Résistance sourde, violences manifestes

Plan d’ensemble sur un misérable village de Goa en Inde. Cahutes en terre battue et couchage à même le sol pour la plupart, maisons basses en pierre pour les mieux lotis, transports par camionnettes et vélos par des chemins boueux à peine tracés entre arbres à noix de cajou, sombres forêts et clairières à rivières. C’est ici que vit Santosh avec sa grand-mère. Tous deux sont sommairement logés dans le même espace par le marchand de sommeil du coin. Comme d’autres jeunes de son âge sans soutien ni famille, le garçon de 16 ans travaille en échange de cet hébergement de fortune pour un gros homme, aux manières brutales, que ces employés maltraités appellent ‘patron’ et que certains villageois soupçonnent d’engrosser les femmes.

• • • • •

- _Problèmes à résoudre_
a – Veuillez reproduire mot pour mot le passage du texte sur le village de Goa qui commence par les mots contenant "Résistance sourde, violences" et se termine par "d’engrosser les femmes.".
b – Poursuivez le texte sur le village de Goa à partir de sa dernière phrase.
Les entrées qui viennent ensuite forment un document distinct, sans lien avec le texte.

[Données de localisation des éléments]
• • • • •

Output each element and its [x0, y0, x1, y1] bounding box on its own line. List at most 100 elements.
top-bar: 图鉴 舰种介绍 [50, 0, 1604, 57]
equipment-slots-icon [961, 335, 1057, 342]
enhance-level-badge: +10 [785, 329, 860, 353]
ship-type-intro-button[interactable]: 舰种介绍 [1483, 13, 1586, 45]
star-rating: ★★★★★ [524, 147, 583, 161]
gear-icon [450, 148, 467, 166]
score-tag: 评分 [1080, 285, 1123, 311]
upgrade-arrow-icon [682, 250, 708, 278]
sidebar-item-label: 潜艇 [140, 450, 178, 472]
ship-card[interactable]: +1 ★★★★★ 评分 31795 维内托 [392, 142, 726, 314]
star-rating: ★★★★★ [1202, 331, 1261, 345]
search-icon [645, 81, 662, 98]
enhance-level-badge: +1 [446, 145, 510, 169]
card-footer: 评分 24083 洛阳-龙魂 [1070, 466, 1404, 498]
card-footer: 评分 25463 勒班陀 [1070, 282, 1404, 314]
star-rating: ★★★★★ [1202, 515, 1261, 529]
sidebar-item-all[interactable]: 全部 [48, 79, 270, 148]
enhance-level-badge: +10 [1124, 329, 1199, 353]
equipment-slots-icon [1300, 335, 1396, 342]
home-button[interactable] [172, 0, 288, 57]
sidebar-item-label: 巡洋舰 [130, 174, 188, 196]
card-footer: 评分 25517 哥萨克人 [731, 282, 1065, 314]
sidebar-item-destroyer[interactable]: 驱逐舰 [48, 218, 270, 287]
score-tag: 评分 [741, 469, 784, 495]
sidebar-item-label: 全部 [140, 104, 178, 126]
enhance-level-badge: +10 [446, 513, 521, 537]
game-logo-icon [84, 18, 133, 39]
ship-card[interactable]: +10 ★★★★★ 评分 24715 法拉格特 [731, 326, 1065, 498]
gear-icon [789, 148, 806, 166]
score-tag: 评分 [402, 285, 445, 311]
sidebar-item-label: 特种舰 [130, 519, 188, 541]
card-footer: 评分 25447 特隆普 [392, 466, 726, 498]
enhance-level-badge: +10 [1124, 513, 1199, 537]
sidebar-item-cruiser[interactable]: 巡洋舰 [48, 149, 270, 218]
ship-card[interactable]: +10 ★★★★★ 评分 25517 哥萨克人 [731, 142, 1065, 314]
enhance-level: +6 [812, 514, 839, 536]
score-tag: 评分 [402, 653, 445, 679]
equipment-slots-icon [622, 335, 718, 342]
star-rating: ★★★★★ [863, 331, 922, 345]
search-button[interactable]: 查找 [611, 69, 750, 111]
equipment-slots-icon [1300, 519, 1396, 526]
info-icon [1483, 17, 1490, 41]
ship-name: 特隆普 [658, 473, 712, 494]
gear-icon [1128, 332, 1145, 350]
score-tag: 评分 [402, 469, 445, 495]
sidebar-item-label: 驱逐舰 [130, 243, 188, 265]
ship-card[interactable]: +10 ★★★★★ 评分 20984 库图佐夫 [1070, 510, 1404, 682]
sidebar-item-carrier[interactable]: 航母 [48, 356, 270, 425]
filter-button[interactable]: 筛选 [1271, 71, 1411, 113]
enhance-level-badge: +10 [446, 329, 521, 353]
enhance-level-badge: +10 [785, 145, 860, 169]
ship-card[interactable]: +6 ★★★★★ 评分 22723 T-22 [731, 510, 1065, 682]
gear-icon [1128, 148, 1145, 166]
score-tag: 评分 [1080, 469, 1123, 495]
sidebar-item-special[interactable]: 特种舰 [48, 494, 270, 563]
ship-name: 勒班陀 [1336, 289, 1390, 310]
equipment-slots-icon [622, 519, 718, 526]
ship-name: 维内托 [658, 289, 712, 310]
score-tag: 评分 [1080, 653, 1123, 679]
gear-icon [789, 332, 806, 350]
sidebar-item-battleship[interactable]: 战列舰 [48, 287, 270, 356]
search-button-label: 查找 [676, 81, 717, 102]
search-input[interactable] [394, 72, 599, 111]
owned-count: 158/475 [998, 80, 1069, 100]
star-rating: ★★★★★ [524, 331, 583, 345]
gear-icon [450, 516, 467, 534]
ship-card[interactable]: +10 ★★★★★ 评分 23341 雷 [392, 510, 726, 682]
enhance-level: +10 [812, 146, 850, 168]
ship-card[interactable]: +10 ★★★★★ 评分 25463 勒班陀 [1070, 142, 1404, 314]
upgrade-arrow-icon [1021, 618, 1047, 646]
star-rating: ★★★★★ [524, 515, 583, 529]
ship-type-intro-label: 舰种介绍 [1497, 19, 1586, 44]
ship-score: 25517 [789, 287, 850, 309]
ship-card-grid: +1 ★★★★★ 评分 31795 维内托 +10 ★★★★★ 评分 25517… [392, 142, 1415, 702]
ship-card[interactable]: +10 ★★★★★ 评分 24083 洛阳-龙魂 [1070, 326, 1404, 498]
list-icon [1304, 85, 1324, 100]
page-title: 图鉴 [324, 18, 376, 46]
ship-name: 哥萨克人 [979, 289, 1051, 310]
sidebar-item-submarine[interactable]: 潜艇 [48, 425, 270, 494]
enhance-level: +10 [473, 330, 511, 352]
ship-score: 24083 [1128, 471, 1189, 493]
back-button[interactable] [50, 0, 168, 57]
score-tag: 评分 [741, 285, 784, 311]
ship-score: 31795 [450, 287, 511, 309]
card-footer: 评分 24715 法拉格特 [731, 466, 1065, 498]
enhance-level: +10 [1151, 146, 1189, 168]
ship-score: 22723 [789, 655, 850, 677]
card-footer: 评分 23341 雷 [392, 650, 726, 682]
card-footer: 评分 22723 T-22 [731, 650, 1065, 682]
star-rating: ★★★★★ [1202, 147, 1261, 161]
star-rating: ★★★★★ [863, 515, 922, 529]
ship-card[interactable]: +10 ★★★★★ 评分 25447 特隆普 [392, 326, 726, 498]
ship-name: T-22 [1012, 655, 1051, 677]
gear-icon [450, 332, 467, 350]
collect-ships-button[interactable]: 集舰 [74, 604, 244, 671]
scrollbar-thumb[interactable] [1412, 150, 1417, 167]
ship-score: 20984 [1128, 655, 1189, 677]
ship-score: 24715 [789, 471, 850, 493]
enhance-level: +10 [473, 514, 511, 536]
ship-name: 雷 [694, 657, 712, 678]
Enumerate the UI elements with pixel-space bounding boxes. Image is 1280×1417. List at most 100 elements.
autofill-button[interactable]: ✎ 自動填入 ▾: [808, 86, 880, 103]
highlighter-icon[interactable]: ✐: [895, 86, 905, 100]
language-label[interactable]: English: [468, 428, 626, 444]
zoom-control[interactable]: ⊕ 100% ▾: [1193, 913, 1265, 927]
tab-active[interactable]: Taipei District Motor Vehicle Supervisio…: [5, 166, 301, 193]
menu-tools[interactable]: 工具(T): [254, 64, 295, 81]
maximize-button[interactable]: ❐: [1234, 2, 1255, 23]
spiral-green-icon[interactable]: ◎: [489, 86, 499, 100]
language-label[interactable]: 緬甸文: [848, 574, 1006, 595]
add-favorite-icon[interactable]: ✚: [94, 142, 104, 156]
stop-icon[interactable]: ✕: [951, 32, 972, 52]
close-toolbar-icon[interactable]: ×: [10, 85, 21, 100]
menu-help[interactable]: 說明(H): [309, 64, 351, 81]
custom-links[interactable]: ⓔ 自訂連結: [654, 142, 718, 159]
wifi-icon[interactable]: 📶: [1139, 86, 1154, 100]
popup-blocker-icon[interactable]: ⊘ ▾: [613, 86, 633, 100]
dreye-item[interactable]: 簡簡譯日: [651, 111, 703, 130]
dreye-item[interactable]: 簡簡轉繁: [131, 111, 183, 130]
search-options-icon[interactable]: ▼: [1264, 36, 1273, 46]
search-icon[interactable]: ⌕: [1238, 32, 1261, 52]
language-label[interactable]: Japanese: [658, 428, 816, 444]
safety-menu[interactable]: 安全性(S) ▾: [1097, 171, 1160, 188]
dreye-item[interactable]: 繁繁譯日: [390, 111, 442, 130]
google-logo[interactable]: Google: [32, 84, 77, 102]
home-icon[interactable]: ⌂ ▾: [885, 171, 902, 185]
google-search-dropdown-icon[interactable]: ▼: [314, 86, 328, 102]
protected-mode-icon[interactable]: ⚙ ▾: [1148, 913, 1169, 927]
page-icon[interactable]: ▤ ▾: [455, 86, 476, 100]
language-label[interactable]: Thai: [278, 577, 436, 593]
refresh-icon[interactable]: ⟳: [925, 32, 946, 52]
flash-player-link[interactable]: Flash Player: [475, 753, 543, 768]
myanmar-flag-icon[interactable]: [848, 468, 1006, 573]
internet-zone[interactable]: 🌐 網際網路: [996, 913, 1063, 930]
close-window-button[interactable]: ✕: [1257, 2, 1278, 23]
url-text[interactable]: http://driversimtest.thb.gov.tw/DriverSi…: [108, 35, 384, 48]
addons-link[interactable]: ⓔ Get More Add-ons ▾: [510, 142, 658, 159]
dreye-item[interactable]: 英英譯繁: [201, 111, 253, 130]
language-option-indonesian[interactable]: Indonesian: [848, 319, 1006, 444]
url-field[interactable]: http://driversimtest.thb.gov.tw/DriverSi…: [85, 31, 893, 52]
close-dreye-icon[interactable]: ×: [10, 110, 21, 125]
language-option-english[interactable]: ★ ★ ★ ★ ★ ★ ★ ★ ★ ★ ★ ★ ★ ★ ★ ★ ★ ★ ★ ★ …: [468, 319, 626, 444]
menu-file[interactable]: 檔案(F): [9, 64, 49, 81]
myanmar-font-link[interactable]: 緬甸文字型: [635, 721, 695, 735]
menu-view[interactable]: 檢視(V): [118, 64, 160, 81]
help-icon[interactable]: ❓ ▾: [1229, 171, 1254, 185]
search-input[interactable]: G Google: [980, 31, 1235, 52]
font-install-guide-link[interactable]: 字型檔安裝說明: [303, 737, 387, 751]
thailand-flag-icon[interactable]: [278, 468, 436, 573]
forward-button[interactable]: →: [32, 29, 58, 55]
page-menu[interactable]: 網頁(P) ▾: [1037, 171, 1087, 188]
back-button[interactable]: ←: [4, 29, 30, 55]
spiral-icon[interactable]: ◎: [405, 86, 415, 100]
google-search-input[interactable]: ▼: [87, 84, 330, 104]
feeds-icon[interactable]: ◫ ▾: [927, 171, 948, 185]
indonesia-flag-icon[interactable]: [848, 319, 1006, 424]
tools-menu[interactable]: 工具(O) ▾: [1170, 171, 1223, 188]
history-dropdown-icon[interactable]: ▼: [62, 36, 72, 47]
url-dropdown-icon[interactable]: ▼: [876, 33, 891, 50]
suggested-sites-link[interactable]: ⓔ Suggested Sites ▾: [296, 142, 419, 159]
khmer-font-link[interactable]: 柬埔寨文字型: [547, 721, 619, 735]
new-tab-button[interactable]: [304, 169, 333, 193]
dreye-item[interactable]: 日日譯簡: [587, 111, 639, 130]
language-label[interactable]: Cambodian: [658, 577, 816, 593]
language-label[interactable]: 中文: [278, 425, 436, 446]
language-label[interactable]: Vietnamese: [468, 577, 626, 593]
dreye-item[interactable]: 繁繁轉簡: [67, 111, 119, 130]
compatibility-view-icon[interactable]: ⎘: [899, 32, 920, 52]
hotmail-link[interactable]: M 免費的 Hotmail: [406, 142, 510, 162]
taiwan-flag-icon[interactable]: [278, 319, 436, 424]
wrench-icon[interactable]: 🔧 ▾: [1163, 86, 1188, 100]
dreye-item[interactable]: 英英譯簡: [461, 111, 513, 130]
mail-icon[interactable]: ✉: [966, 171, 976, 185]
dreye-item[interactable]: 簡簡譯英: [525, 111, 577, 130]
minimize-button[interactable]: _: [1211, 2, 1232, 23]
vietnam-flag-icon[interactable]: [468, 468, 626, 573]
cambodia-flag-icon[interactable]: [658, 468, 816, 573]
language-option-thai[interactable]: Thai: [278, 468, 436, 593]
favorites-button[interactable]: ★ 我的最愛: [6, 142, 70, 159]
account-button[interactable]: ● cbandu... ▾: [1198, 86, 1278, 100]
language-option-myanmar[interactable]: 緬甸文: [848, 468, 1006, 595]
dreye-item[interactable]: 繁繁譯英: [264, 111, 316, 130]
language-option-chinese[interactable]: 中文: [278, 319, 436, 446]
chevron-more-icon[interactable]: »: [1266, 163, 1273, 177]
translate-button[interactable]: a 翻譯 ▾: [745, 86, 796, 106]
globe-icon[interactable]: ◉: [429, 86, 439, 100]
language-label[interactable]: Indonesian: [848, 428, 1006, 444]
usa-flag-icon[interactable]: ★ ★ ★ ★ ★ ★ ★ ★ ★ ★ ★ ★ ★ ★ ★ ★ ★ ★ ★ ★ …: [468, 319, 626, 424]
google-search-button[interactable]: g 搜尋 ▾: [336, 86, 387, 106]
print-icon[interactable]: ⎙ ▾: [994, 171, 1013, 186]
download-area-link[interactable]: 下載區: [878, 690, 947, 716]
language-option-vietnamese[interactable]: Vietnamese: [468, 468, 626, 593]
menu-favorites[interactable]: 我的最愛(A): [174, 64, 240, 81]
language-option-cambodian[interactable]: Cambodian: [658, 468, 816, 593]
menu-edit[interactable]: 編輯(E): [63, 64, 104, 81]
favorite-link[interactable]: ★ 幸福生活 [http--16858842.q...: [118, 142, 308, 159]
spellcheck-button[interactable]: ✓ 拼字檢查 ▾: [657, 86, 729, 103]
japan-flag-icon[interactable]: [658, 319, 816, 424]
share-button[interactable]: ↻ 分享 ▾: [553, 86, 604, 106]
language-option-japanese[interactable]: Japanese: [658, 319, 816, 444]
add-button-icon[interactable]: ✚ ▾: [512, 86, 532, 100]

• • • • •

- _Résultats des exercices_
a –
Résistance sourde, violences manifestes

Plan d’ensemble sur un misérable village de Goa en Inde. Cahutes en terre battue et couchage à même le sol pour la plupart, maisons basses en pierre pour les mieux lotis, transports par camionnettes et vélos par des chemins boueux à peine tracés entre arbres à noix de cajou, sombres forêts et clairières à rivières. C’est ici que vit Santosh avec sa grand-mère. Tous deux sont sommairement logés dans le même espace par le marchand de sommeil du coin. Comme d’autres jeunes de son âge sans soutien ni famille, le garçon de 16 ans travaille en échange de cet hébergement de fortune pour un gros homme, aux manières brutales, que ces employés maltraités appellent ‘patron’ et que certains villageois soupçonnent d’engrosser les femmes.

b –
La caméra s’attache tout de suite aux pas de Santosh annonçant au patron qui distribue les taches : ‘j’ai un examen demain’. Une précision qui déclenche l’avertissement du prétendu employeur : ‘ne fais pas le malin !’. Une injonction partagée par la grand-mère, laquelle proteste auprès de son petit-fils (en train de lire la nuit) pour qu’il souffle la bougie, la lumière l’empêchant de dormir. Le départ du garçon au petit matin pour l’école (la route est longue, un conducteur de camion le prendra en chemin) déclenche l’ire de Juze dit ‘Slum Landlord’, le patron et logeur, ce qui contraint la vieille dame à chercher un nouvel hébergement pour son petit-fils et elle-même. Ses démarches, laborieuses en raison de leur manque de ressources, suscitent la méfiance des villageois. A cette occasion, nous percevons l’hostilité manifeste de populations pauvres à l’égard des nombreux immigrés qui viennent à Goa pour s’acquitter des travaux les moins qualifiés.

A l’école, nous voyons Santosh félicité par le maître même si l’élève, souvent silencieux, le visage fermé, ne laisse rien paraître de la satisfaction que cette réussite lui procure, un plaisir d’autant plus vif qu’il est associé aux premiers émois amoureux suscités par une jolie camarade de classe.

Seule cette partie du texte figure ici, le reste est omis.